Task description >> Locate each line below that includes "number" and reproduce it.

Data provided >>
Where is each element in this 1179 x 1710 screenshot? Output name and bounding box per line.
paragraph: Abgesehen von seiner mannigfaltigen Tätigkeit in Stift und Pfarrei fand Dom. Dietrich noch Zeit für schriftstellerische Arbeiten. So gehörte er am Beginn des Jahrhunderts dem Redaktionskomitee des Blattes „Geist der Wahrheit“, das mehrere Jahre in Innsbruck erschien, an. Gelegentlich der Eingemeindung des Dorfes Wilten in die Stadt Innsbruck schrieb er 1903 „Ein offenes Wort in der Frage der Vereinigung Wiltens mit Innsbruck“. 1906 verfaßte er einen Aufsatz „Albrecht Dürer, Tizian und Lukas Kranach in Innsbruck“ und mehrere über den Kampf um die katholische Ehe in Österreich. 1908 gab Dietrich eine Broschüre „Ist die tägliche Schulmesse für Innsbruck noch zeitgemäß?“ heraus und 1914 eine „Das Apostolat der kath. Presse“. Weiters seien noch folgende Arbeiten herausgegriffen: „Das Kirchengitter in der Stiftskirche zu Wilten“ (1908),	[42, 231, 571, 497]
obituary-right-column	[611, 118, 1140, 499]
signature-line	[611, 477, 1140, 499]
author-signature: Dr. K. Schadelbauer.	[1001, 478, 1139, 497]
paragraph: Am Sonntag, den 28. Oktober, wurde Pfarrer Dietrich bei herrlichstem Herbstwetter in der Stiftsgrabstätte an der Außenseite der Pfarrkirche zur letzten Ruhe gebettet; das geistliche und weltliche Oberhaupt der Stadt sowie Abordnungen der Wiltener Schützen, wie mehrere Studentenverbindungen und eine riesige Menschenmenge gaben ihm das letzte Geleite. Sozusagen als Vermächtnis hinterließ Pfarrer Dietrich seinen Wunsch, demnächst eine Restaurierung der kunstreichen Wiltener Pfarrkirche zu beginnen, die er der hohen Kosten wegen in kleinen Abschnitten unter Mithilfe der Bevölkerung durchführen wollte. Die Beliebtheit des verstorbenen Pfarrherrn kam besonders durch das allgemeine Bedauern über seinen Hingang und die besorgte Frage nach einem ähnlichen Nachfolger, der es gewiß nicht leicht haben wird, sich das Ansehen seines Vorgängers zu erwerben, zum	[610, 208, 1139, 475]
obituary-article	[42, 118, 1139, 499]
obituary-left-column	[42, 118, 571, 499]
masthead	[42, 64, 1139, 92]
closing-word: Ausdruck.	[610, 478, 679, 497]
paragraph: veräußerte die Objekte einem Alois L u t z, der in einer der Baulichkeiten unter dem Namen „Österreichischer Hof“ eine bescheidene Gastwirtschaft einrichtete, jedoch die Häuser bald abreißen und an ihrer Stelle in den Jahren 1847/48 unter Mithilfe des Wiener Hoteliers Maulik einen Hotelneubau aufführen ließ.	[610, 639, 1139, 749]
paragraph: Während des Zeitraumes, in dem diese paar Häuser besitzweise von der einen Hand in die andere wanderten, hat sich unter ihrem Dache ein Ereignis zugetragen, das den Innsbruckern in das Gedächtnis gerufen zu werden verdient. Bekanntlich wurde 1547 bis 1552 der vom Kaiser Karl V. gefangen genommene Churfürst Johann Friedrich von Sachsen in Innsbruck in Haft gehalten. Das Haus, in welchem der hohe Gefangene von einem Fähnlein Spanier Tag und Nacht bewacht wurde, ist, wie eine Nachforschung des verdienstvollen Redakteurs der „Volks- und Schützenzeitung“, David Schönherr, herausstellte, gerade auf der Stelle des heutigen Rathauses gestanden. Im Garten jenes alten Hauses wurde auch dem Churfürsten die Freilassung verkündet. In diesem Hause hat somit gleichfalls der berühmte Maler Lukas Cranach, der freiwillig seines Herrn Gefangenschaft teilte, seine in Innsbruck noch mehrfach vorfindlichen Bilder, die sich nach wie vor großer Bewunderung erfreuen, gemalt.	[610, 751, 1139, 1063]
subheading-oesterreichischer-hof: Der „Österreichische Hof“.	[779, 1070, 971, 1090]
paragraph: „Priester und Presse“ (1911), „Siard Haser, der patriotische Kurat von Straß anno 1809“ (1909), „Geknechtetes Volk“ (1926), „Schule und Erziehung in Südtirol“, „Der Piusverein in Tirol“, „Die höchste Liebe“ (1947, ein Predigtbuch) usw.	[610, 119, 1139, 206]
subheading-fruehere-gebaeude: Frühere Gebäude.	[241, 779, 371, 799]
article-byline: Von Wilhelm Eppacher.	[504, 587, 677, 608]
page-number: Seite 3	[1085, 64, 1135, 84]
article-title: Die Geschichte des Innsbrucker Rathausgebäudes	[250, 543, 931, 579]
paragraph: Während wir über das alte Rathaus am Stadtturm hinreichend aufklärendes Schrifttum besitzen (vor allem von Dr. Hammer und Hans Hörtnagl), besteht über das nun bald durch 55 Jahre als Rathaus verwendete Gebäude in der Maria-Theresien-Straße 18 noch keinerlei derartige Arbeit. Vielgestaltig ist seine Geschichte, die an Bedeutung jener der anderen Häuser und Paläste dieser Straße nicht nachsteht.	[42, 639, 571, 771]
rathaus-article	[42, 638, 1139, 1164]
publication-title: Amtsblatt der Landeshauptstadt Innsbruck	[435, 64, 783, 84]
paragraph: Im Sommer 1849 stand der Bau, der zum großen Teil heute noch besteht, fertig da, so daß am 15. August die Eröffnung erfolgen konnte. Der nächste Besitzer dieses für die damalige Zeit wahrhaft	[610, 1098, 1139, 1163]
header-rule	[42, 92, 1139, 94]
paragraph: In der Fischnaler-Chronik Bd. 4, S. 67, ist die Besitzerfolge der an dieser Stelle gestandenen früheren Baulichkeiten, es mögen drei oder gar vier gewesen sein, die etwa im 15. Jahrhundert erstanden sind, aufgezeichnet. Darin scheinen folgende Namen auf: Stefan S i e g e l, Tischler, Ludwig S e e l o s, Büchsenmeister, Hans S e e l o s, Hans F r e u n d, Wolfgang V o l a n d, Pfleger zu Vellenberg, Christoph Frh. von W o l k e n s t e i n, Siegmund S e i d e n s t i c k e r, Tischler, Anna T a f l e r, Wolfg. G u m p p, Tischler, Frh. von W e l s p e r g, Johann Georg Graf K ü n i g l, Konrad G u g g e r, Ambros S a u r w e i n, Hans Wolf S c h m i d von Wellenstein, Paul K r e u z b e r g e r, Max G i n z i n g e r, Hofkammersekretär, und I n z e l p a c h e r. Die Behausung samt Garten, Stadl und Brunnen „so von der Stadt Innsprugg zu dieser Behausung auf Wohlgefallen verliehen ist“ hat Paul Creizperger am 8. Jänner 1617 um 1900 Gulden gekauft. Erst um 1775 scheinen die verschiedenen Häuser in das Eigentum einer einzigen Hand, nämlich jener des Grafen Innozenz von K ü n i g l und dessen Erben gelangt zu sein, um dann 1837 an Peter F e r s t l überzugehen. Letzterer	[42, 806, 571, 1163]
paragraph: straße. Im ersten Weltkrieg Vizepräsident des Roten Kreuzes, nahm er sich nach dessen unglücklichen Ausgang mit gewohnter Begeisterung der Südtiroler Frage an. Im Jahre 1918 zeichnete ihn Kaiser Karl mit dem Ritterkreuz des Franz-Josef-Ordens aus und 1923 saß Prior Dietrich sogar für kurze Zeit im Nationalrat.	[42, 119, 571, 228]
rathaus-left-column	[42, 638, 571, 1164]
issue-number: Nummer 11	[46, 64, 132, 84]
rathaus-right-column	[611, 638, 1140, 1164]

Reply >>
page-number: Seite 3	[1085, 64, 1135, 84]
issue-number: Nummer 11	[46, 64, 132, 84]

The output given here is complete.